Work to do = Copy every line in the records below that contains the word "text".

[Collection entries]
— begin —

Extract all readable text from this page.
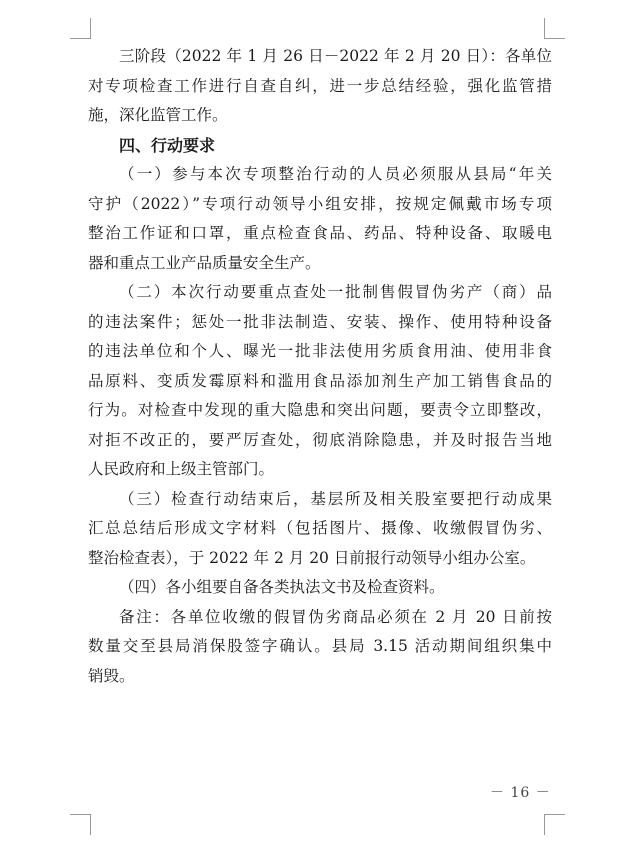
三阶段（2022 年 1 月 26 日－2022 年 2 月 20 日）：各单位
对专项检查工作进行自查自纠，进一步总结经验，强化监管措
施，深化监管工作。
四、行动要求
（一）参与本次专项整治行动的人员必须服从县局“年关
守护（2022）”专项行动领导小组安排，按规定佩戴市场专项
整治工作证和口罩，重点检查食品、药品、特种设备、取暖电
器和重点工业产品质量安全生产。
（二）本次行动要重点查处一批制售假冒伪劣产（商）品
的违法案件；惩处一批非法制造、安装、操作、使用特种设备
的违法单位和个人、曝光一批非法使用劣质食用油、使用非食
品原料、变质发霉原料和滥用食品添加剂生产加工销售食品的
行为。对检查中发现的重大隐患和突出问题，要责令立即整改，
对拒不改正的，要严厉查处，彻底消除隐患，并及时报告当地
人民政府和上级主管部门。
（三）检查行动结束后，基层所及相关股室要把行动成果
汇总总结后形成文字材料（包括图片、摄像、收缴假冒伪劣、
整治检查表），于 2022 年 2 月 20 日前报行动领导小组办公室。
（四）各小组要自备各类执法文书及检查资料。
备注：各单位收缴的假冒伪劣商品必须在 2 月 20 日前按
数量交至县局消保股签字确认。县局 3.15 活动期间组织集中
销毁。
－ 16 －
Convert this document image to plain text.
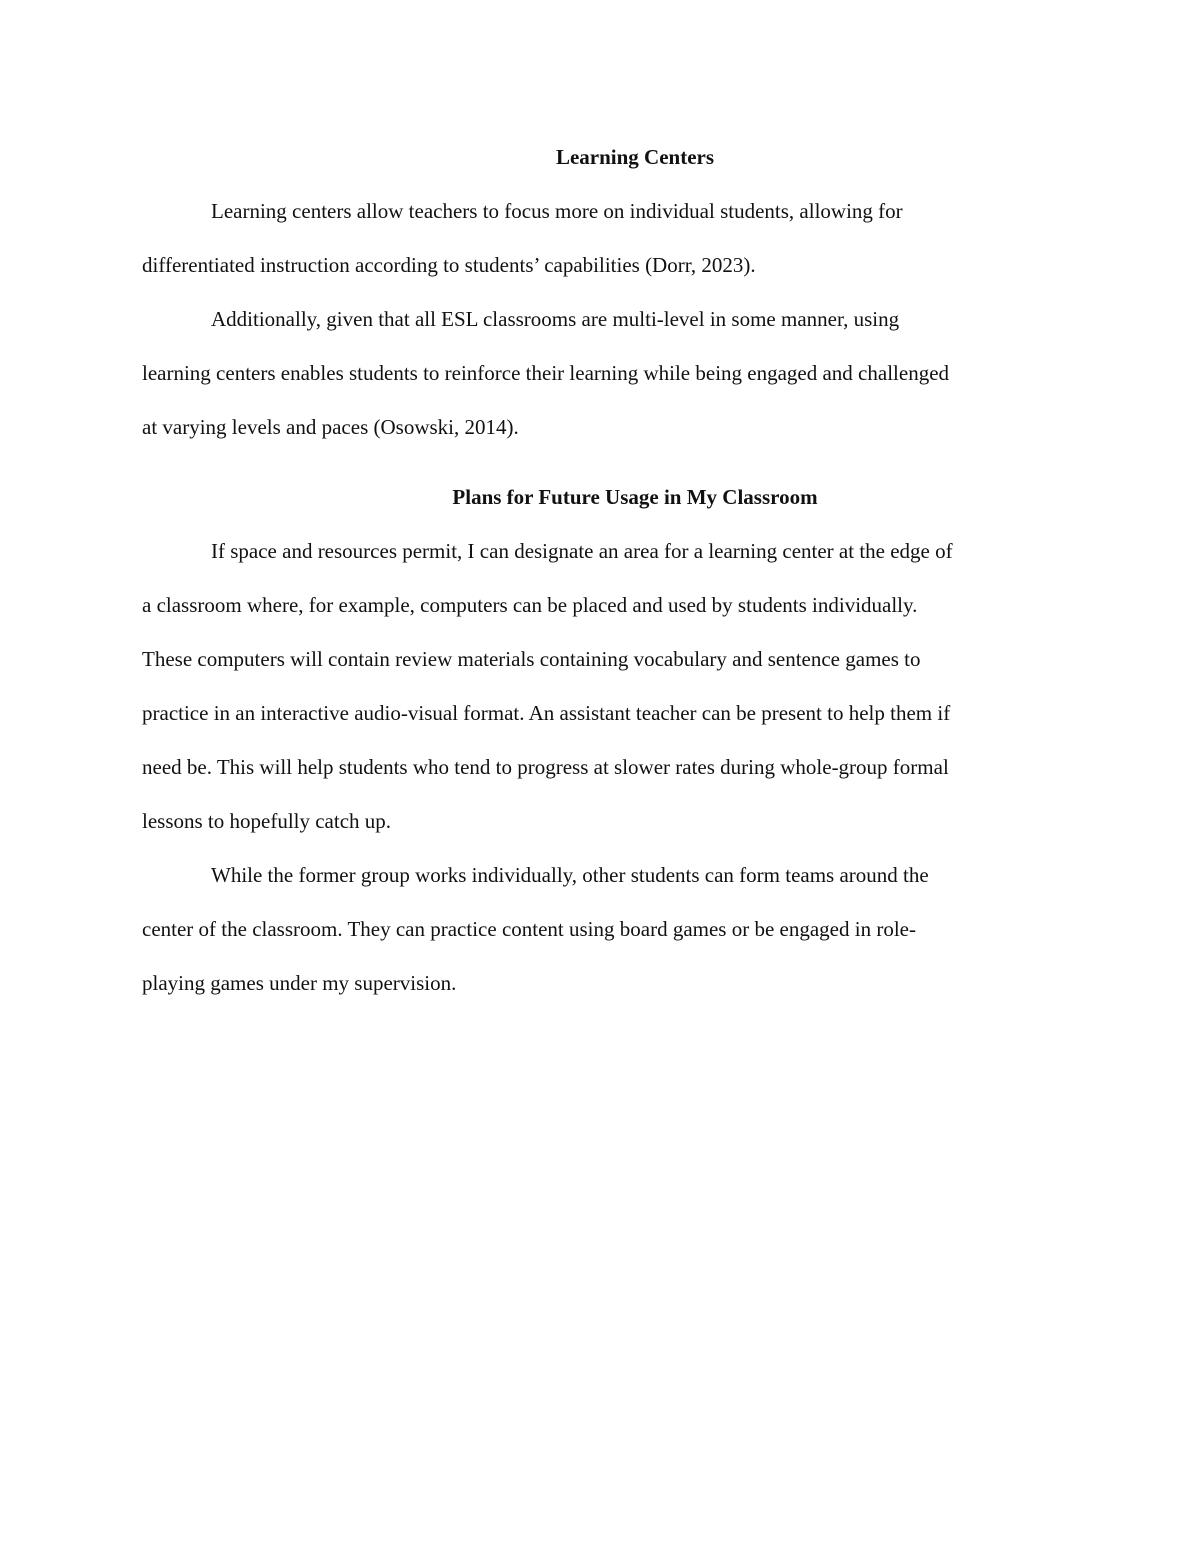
Learning Centers

Learning centers allow teachers to focus more on individual students, allowing for

differentiated instruction according to students’ capabilities (Dorr, 2023).

Additionally, given that all ESL classrooms are multi-level in some manner, using

learning centers enables students to reinforce their learning while being engaged and challenged

at varying levels and paces (Osowski, 2014).

Plans for Future Usage in My Classroom

If space and resources permit, I can designate an area for a learning center at the edge of

a classroom where, for example, computers can be placed and used by students individually.

These computers will contain review materials containing vocabulary and sentence games to

practice in an interactive audio-visual format. An assistant teacher can be present to help them if

need be. This will help students who tend to progress at slower rates during whole-group formal

lessons to hopefully catch up.

While the former group works individually, other students can form teams around the

center of the classroom. They can practice content using board games or be engaged in role-

playing games under my supervision.
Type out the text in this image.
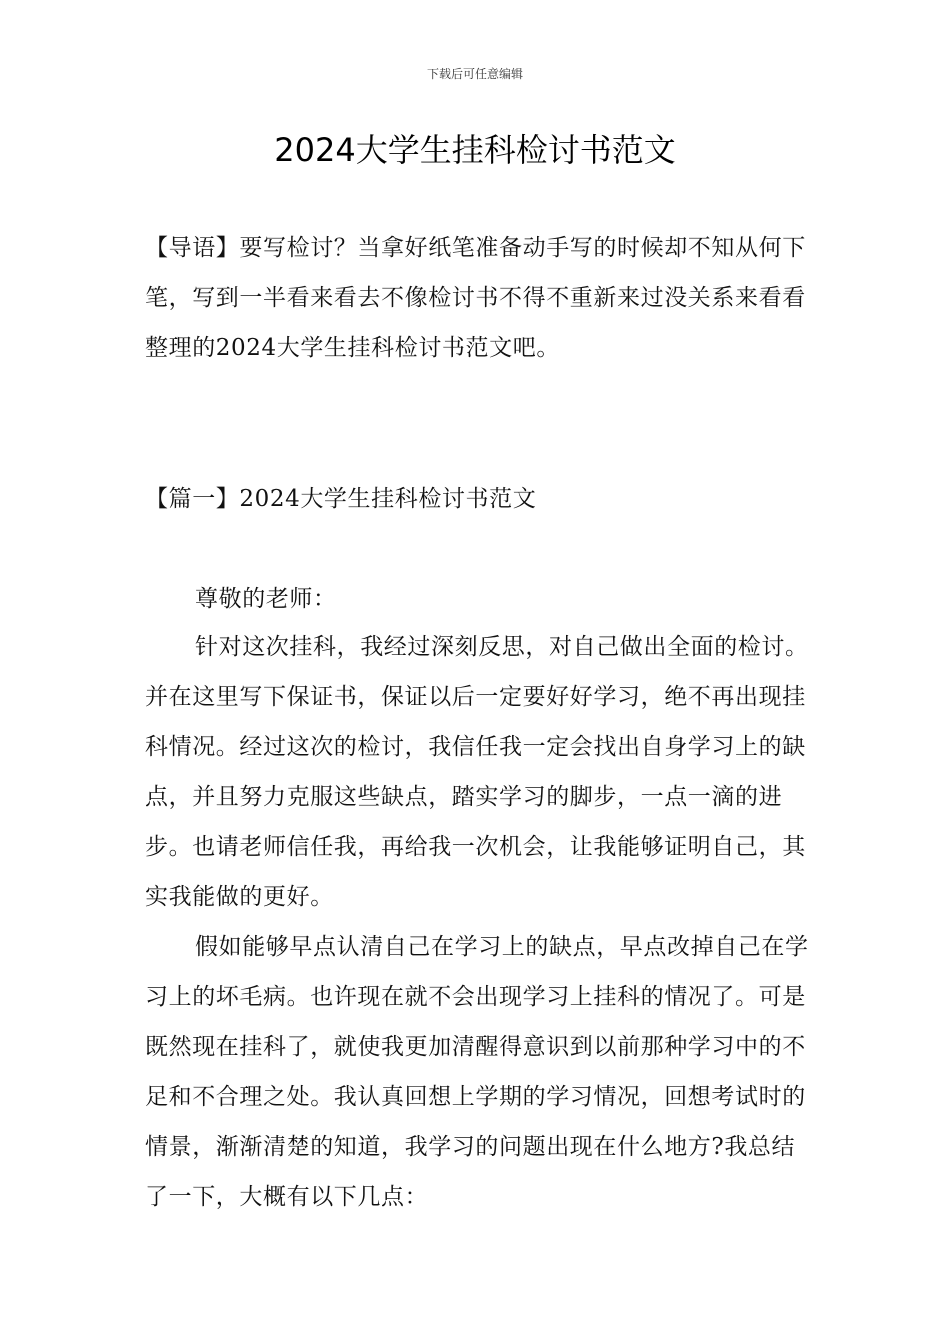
下载后可任意编辑
2024大学生挂科检讨书范文

【导语】要写检讨？当拿好纸笔准备动手写的时候却不知从何下笔，写到一半看来看去不像检讨书不得不重新来过没关系来看看整理的2024大学生挂科检讨书范文吧。

【篇一】2024大学生挂科检讨书范文

尊敬的老师：

针对这次挂科，我经过深刻反思，对自己做出全面的检讨。并在这里写下保证书，保证以后一定要好好学习，绝不再出现挂科情况。经过这次的检讨，我信任我一定会找出自身学习上的缺点，并且努力克服这些缺点，踏实学习的脚步，一点一滴的进步。也请老师信任我，再给我一次机会，让我能够证明自己，其实我能做的更好。

假如能够早点认清自己在学习上的缺点，早点改掉自己在学习上的坏毛病。也许现在就不会出现学习上挂科的情况了。可是既然现在挂科了，就使我更加清醒得意识到以前那种学习中的不足和不合理之处。我认真回想上学期的学习情况，回想考试时的情景，渐渐清楚的知道，我学习的问题出现在什么地方?我总结了一下，大概有以下几点：
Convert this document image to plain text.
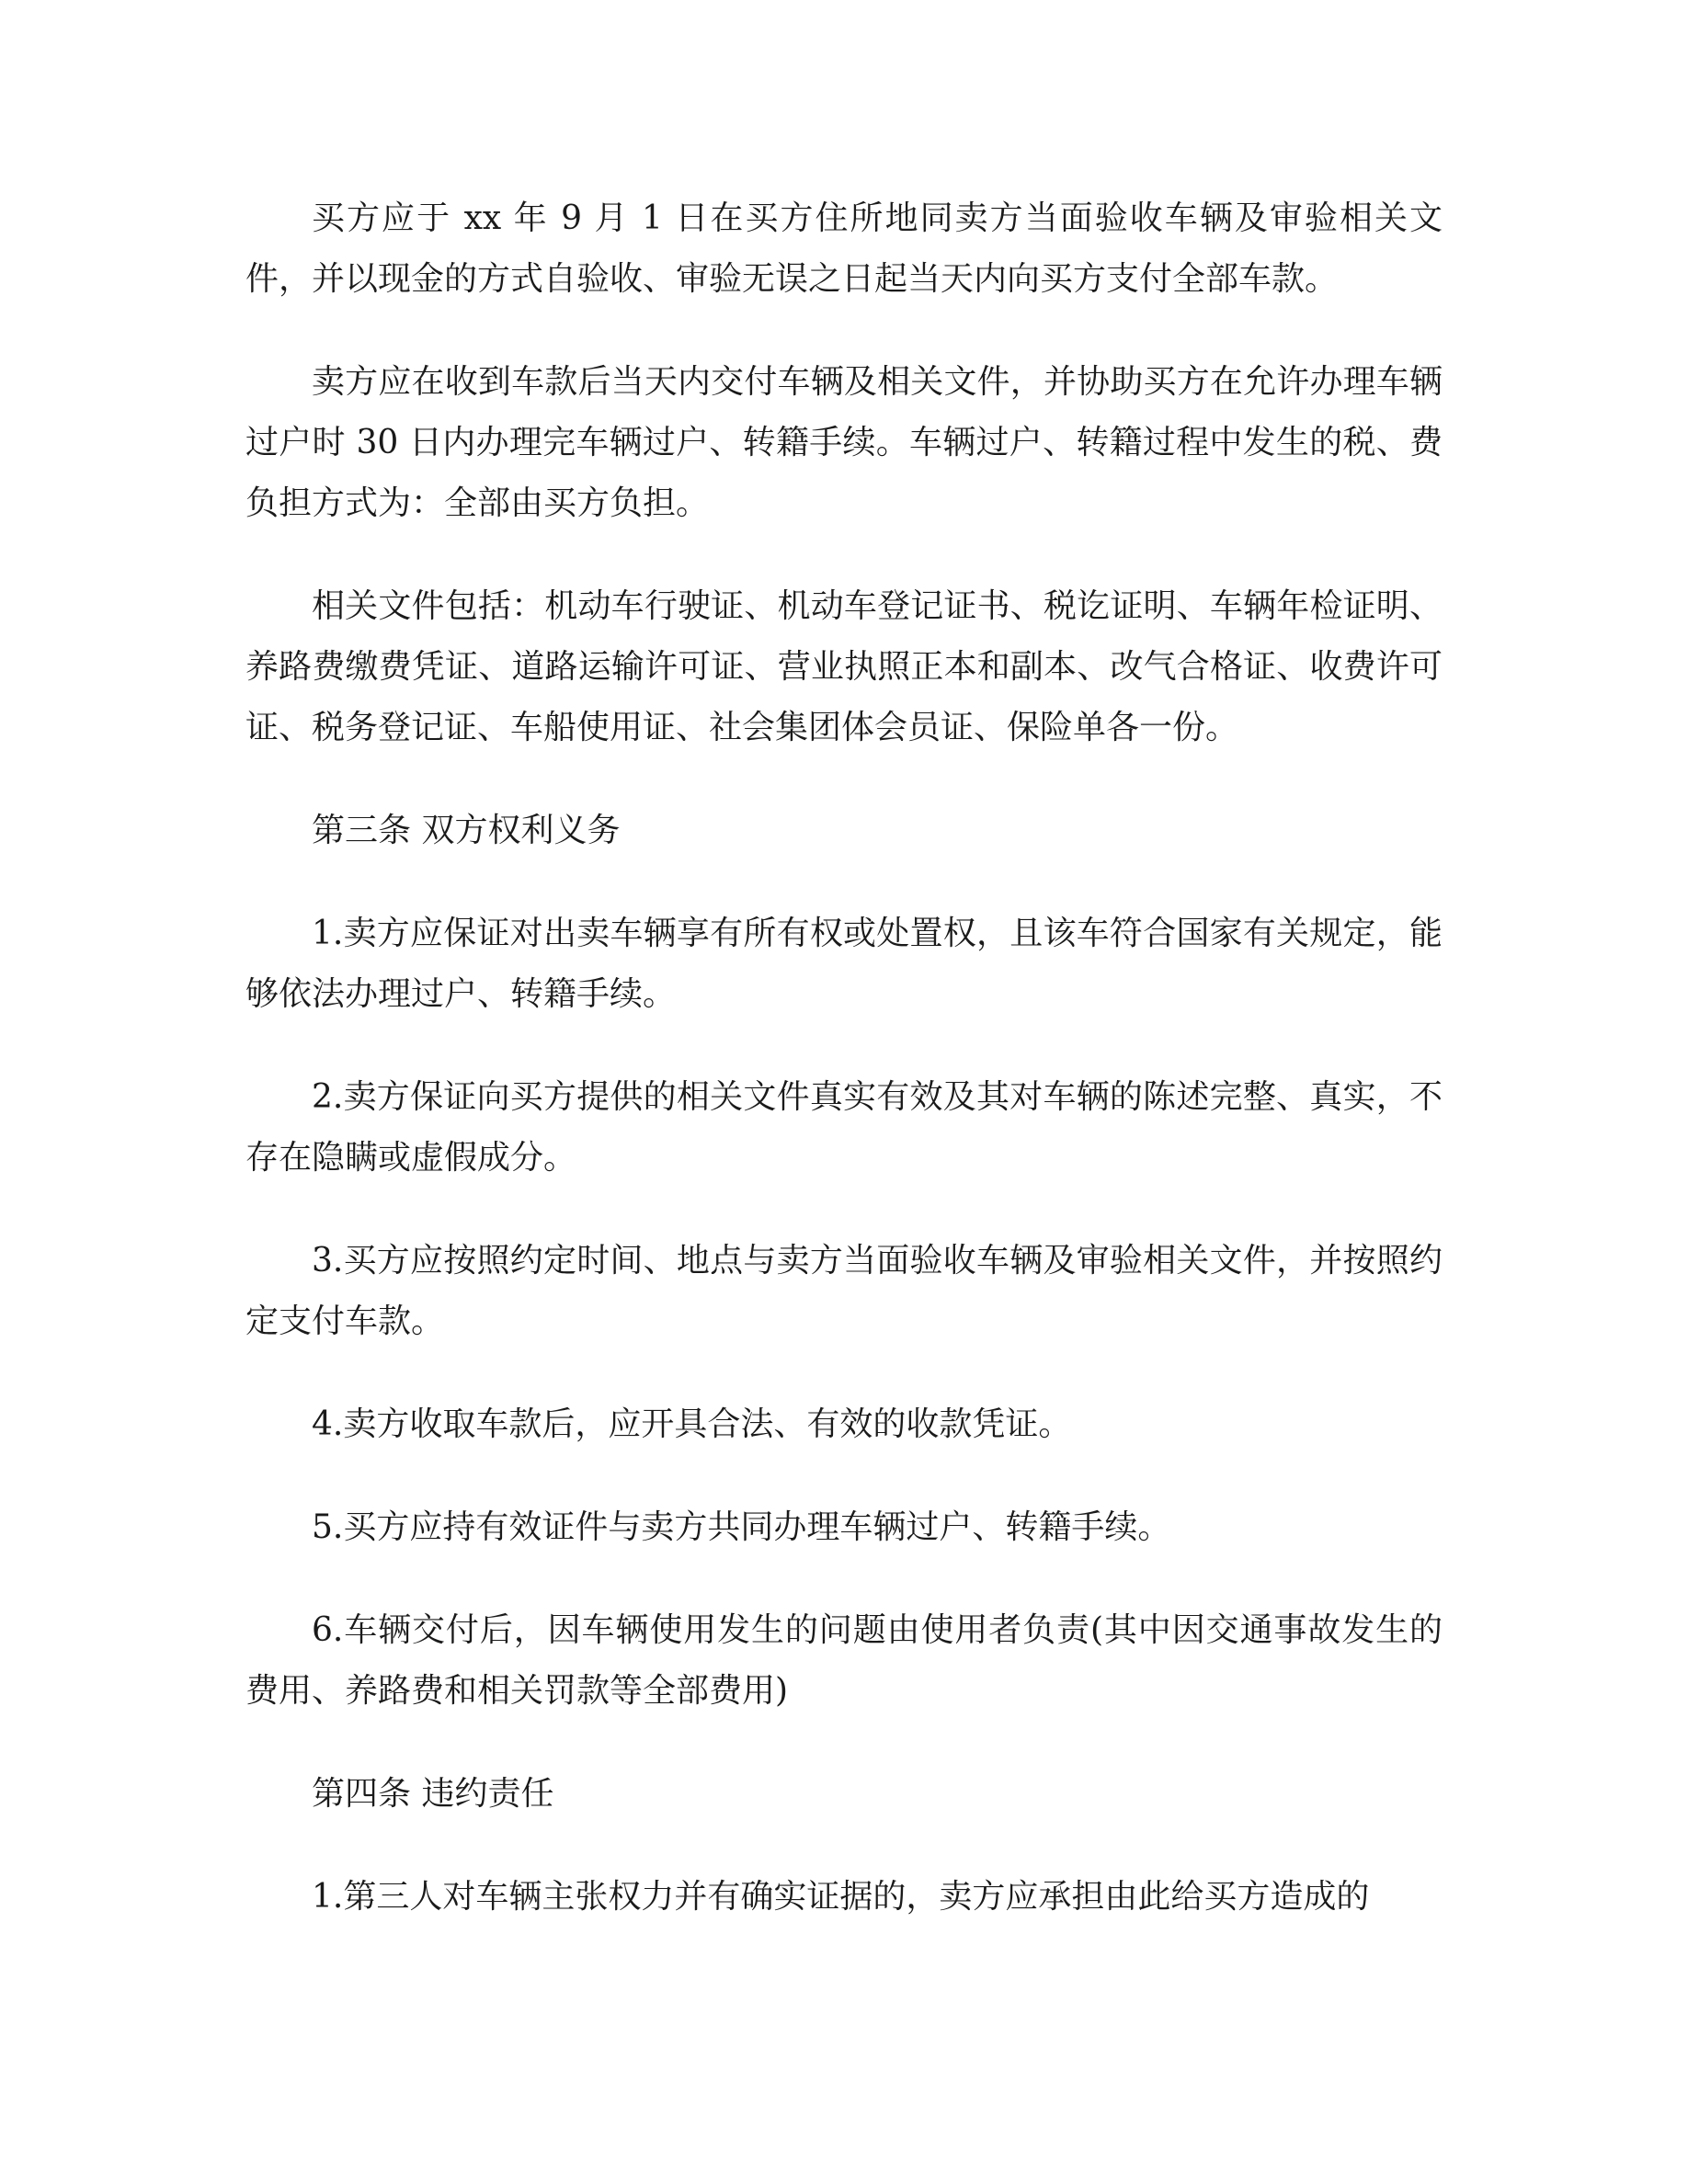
买方应于 xx 年 9 月 1 日在买方住所地同卖方当面验收车辆及审验相关文件，并以现金的方式自验收、审验无误之日起当天内向买方支付全部车款。

卖方应在收到车款后当天内交付车辆及相关文件，并协助买方在允许办理车辆过户时 30 日内办理完车辆过户、转籍手续。车辆过户、转籍过程中发生的税、费负担方式为：全部由买方负担。

相关文件包括：机动车行驶证、机动车登记证书、税讫证明、车辆年检证明、养路费缴费凭证、道路运输许可证、营业执照正本和副本、改气合格证、收费许可证、税务登记证、车船使用证、社会集团体会员证、保险单各一份。

第三条 双方权利义务

1.卖方应保证对出卖车辆享有所有权或处置权，且该车符合国家有关规定，能够依法办理过户、转籍手续。

2.卖方保证向买方提供的相关文件真实有效及其对车辆的陈述完整、真实，不存在隐瞒或虚假成分。

3.买方应按照约定时间、地点与卖方当面验收车辆及审验相关文件，并按照约定支付车款。

4.卖方收取车款后，应开具合法、有效的收款凭证。

5.买方应持有效证件与卖方共同办理车辆过户、转籍手续。

6.车辆交付后，因车辆使用发生的问题由使用者负责(其中因交通事故发生的费用、养路费和相关罚款等全部费用)

第四条 违约责任

1.第三人对车辆主张权力并有确实证据的，卖方应承担由此给买方造成的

— end —

Full solution =
Extract all readable text from this page.
Convert this document image to plain text.
Type out the text in this image.
Convert this document image to plain text.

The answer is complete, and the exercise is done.